**Exercise details**
Wherever the string "title" appears, copy the whole line.
[START OF Entries]
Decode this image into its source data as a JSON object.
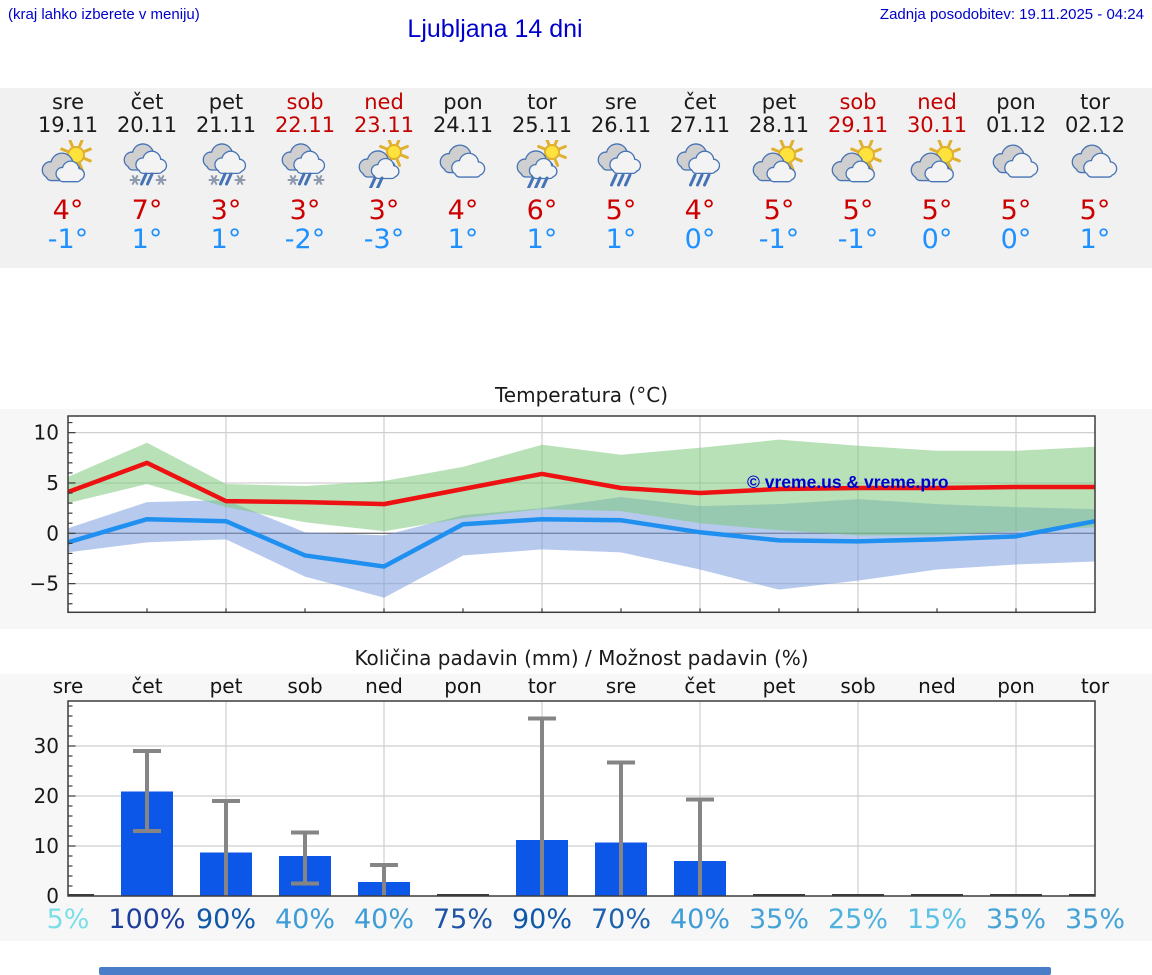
{
  "header": {
    "hint": "(kraj lahko izberete v meniju)",
    "title": "Ljubljana 14 dni",
    "updated": "Zadnja posodobitev: 19.11.2025 - 04:24"
  },
  "colors": {
    "header_text": "#0000cc",
    "strip_background": "#f1f1f1",
    "chart_background": "#f7f7f7",
    "weekend": "#c40000",
    "high_temp": "#cc0000",
    "low_temp": "#1e90ff",
    "max_line": "#ee1111",
    "min_line": "#2090f0",
    "max_band": "#7ec87e",
    "min_band": "#7b9fe0",
    "bar": "#0c56e8",
    "error_bar": "#858585",
    "watermark": "#0000cc"
  },
  "days": [
    {
      "name": "sre",
      "date": "19.11",
      "weekend": false,
      "icon": "sun-cloud",
      "high": "4°",
      "low": "-1°"
    },
    {
      "name": "čet",
      "date": "20.11",
      "weekend": false,
      "icon": "cloud-rain-snow",
      "high": "7°",
      "low": "1°"
    },
    {
      "name": "pet",
      "date": "21.11",
      "weekend": false,
      "icon": "cloud-rain-snow",
      "high": "3°",
      "low": "1°"
    },
    {
      "name": "sob",
      "date": "22.11",
      "weekend": true,
      "icon": "cloud-rain-snow",
      "high": "3°",
      "low": "-2°"
    },
    {
      "name": "ned",
      "date": "23.11",
      "weekend": true,
      "icon": "sun-cloud-rain",
      "high": "3°",
      "low": "-3°"
    },
    {
      "name": "pon",
      "date": "24.11",
      "weekend": false,
      "icon": "cloud",
      "high": "4°",
      "low": "1°"
    },
    {
      "name": "tor",
      "date": "25.11",
      "weekend": false,
      "icon": "sun-cloud-showers",
      "high": "6°",
      "low": "1°"
    },
    {
      "name": "sre",
      "date": "26.11",
      "weekend": false,
      "icon": "cloud-rain",
      "high": "5°",
      "low": "1°"
    },
    {
      "name": "čet",
      "date": "27.11",
      "weekend": false,
      "icon": "cloud-rain",
      "high": "4°",
      "low": "0°"
    },
    {
      "name": "pet",
      "date": "28.11",
      "weekend": false,
      "icon": "sun-cloud",
      "high": "5°",
      "low": "-1°"
    },
    {
      "name": "sob",
      "date": "29.11",
      "weekend": true,
      "icon": "sun-cloud",
      "high": "5°",
      "low": "-1°"
    },
    {
      "name": "ned",
      "date": "30.11",
      "weekend": true,
      "icon": "sun-cloud",
      "high": "5°",
      "low": "0°"
    },
    {
      "name": "pon",
      "date": "01.12",
      "weekend": false,
      "icon": "cloud",
      "high": "5°",
      "low": "0°"
    },
    {
      "name": "tor",
      "date": "02.12",
      "weekend": false,
      "icon": "cloud",
      "high": "5°",
      "low": "1°"
    }
  ],
  "chart_data": [
    {
      "type": "line",
      "title": "Temperatura (°C)",
      "watermark": "© vreme.us & vreme.pro",
      "categories": [
        "sre 19.11",
        "čet 20.11",
        "pet 21.11",
        "sob 22.11",
        "ned 23.11",
        "pon 24.11",
        "tor 25.11",
        "sre 26.11",
        "čet 27.11",
        "pet 28.11",
        "sob 29.11",
        "ned 30.11",
        "pon 01.12",
        "tor 02.12"
      ],
      "ylim": [
        -7.85,
        11.68
      ],
      "yticks": [
        10,
        5,
        0,
        -5
      ],
      "grid": true,
      "legend_position": "none",
      "series": [
        {
          "name": "max-temperature",
          "color": "#ee1111",
          "values": [
            4.1,
            7.0,
            3.2,
            3.1,
            2.9,
            4.4,
            5.9,
            4.5,
            4.0,
            4.4,
            4.5,
            4.5,
            4.6,
            4.6
          ]
        },
        {
          "name": "min-temperature",
          "color": "#2090f0",
          "values": [
            -0.9,
            1.4,
            1.2,
            -2.2,
            -3.3,
            0.9,
            1.4,
            1.3,
            0.1,
            -0.7,
            -0.8,
            -0.6,
            -0.3,
            1.2
          ]
        }
      ],
      "bands": [
        {
          "name": "max-uncertainty",
          "color": "#7ec87e",
          "upper": [
            5.6,
            9.0,
            4.9,
            4.7,
            5.2,
            6.6,
            8.8,
            7.8,
            8.5,
            9.3,
            8.7,
            8.2,
            8.2,
            8.6
          ],
          "lower": [
            3.0,
            4.9,
            2.6,
            1.1,
            0.2,
            1.5,
            2.4,
            2.2,
            1.0,
            0.3,
            -0.2,
            -0.2,
            0.2,
            0.6
          ]
        },
        {
          "name": "min-uncertainty",
          "color": "#7b9fe0",
          "upper": [
            0.5,
            3.1,
            3.3,
            0.1,
            -0.2,
            1.8,
            2.5,
            3.6,
            2.7,
            2.9,
            3.4,
            2.9,
            2.6,
            2.4
          ],
          "lower": [
            -1.9,
            -0.9,
            -0.6,
            -4.3,
            -6.4,
            -2.2,
            -1.6,
            -1.9,
            -3.6,
            -5.6,
            -4.7,
            -3.6,
            -3.1,
            -2.8
          ]
        }
      ]
    },
    {
      "type": "bar",
      "title": "Količina padavin (mm) / Možnost padavin (%)",
      "categories": [
        "sre",
        "čet",
        "pet",
        "sob",
        "ned",
        "pon",
        "tor",
        "sre",
        "čet",
        "pet",
        "sob",
        "ned",
        "pon",
        "tor"
      ],
      "values": [
        0.2,
        20.9,
        8.7,
        8.0,
        2.8,
        0.15,
        11.2,
        10.7,
        7.0,
        0.15,
        0.15,
        0.15,
        0.15,
        0.15
      ],
      "error_low": [
        null,
        13,
        0,
        2.5,
        0,
        null,
        0,
        0,
        0,
        null,
        null,
        null,
        null,
        null
      ],
      "error_high": [
        null,
        29,
        19,
        12.7,
        6.2,
        null,
        35.5,
        26.7,
        19.3,
        null,
        null,
        null,
        null,
        null
      ],
      "bar_color": "#0c56e8",
      "ylim": [
        0,
        39
      ],
      "yticks": [
        0,
        10,
        20,
        30
      ],
      "grid": true,
      "probabilities": [
        {
          "label": "5%",
          "color": "#7bdee8"
        },
        {
          "label": "100%",
          "color": "#1e3e9b"
        },
        {
          "label": "90%",
          "color": "#1159a8"
        },
        {
          "label": "40%",
          "color": "#3e9cd6"
        },
        {
          "label": "40%",
          "color": "#3e9cd6"
        },
        {
          "label": "75%",
          "color": "#1e55a5"
        },
        {
          "label": "90%",
          "color": "#1159a8"
        },
        {
          "label": "70%",
          "color": "#1e62ae"
        },
        {
          "label": "40%",
          "color": "#3e9cd6"
        },
        {
          "label": "35%",
          "color": "#45a3d8"
        },
        {
          "label": "25%",
          "color": "#4fb2de"
        },
        {
          "label": "15%",
          "color": "#5bc2e6"
        },
        {
          "label": "35%",
          "color": "#45a3d8"
        },
        {
          "label": "35%",
          "color": "#45a3d8"
        }
      ]
    }
  ]
}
[END OF Entries]
**Task output**
    "title": "Ljubljana 14 dni",
      "title": "Temperatura (°C)",
      "title": "Količina padavin (mm) / Možnost padavin (%)",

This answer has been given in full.